* [Task to complete]
An exact copy of all the data is required, with pictures left out.

[Stored entries]
|---|

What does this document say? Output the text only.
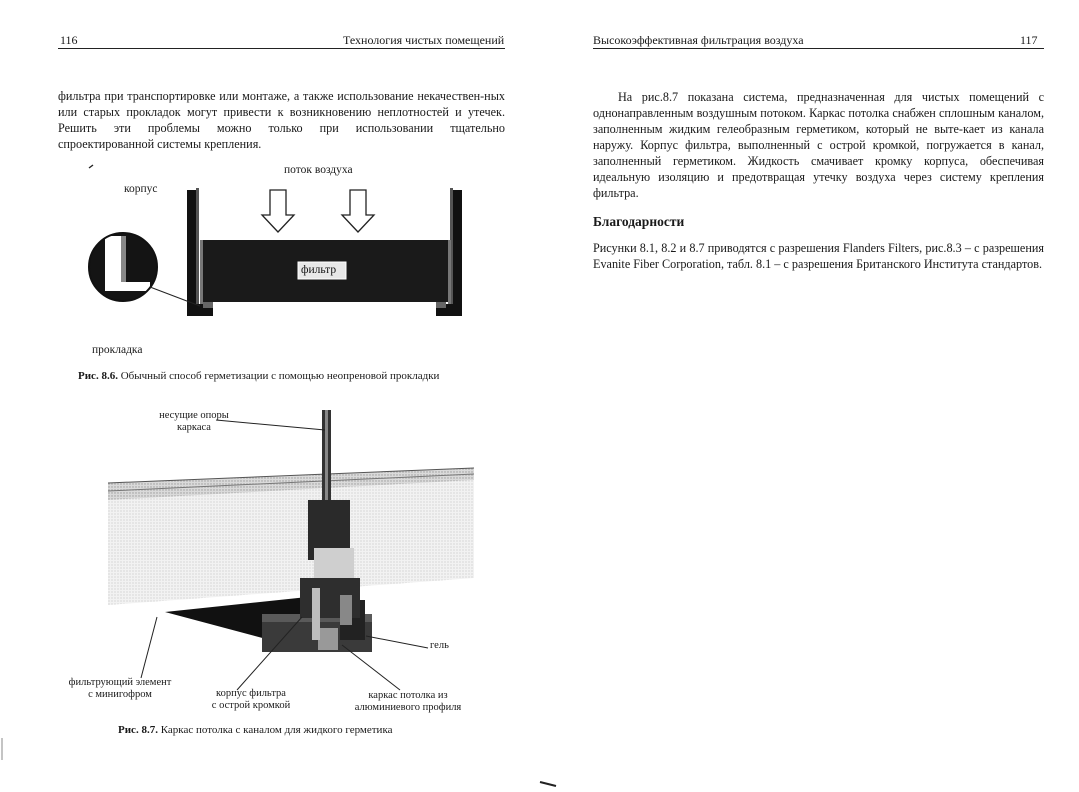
116	Технология чистых помещений

фильтра при транспортировке или монтаже, а также использование некачествен-ных или старых прокладок могут привести к возникновению неплотностей и утечек. Решить эти проблемы можно только при использовании тщательно спроектированной системы крепления.

поток воздуха
корпус
фильтр
прокладка
Рис. 8.6. Обычный способ герметизации с помощью неопреновой прокладки
несущие опоры
каркаса
гель
фильтрующий элемент
с минигофром	корпус фильтра
с острой кромкой
каркас потолка из
алюминиевого профиля
Рис. 8.7. Каркас потолка с каналом для жидкого герметика
Высокоэффективная фильтрация воздуха	117

На рис.8.7 показана система, предназначенная для чистых помещений с однонаправленным воздушным потоком. Каркас потолка снабжен сплошным каналом, заполненным жидким гелеобразным герметиком, который не выте-кает из канала наружу. Корпус фильтра, выполненный с острой кромкой, погружается в канал, заполненный герметиком. Жидкость смачивает кромку корпуса, обеспечивая идеальную изоляцию и предотвращая утечку воздуха через систему крепления фильтра.

Благодарности

Рисунки 8.1, 8.2 и 8.7 приводятся с разрешения Flanders Filters, рис.8.3 – с разрешения Evanite Fiber Corporation, табл. 8.1 – с разрешения Британского Института стандартов.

|---|

* [Answer to this exercise]
What does this document say? Output the text only.
116	Технология чистых помещений

фильтра при транспортировке или монтаже, а также использование некачествен-ных или старых прокладок могут привести к возникновению неплотностей и утечек. Решить эти проблемы можно только при использовании тщательно спроектированной системы крепления.

поток воздуха
корпус
фильтр
прокладка
Рис. 8.6. Обычный способ герметизации с помощью неопреновой прокладки
несущие опоры
каркаса
гель
фильтрующий элемент
с минигофром	корпус фильтра
с острой кромкой
каркас потолка из
алюминиевого профиля
Рис. 8.7. Каркас потолка с каналом для жидкого герметика
Высокоэффективная фильтрация воздуха	117

На рис.8.7 показана система, предназначенная для чистых помещений с однонаправленным воздушным потоком. Каркас потолка снабжен сплошным каналом, заполненным жидким гелеобразным герметиком, который не выте-кает из канала наружу. Корпус фильтра, выполненный с острой кромкой, погружается в канал, заполненный герметиком. Жидкость смачивает кромку корпуса, обеспечивая идеальную изоляцию и предотвращая утечку воздуха через систему крепления фильтра.

Благодарности

Рисунки 8.1, 8.2 и 8.7 приводятся с разрешения Flanders Filters, рис.8.3 – с разрешения Evanite Fiber Corporation, табл. 8.1 – с разрешения Британского Института стандартов.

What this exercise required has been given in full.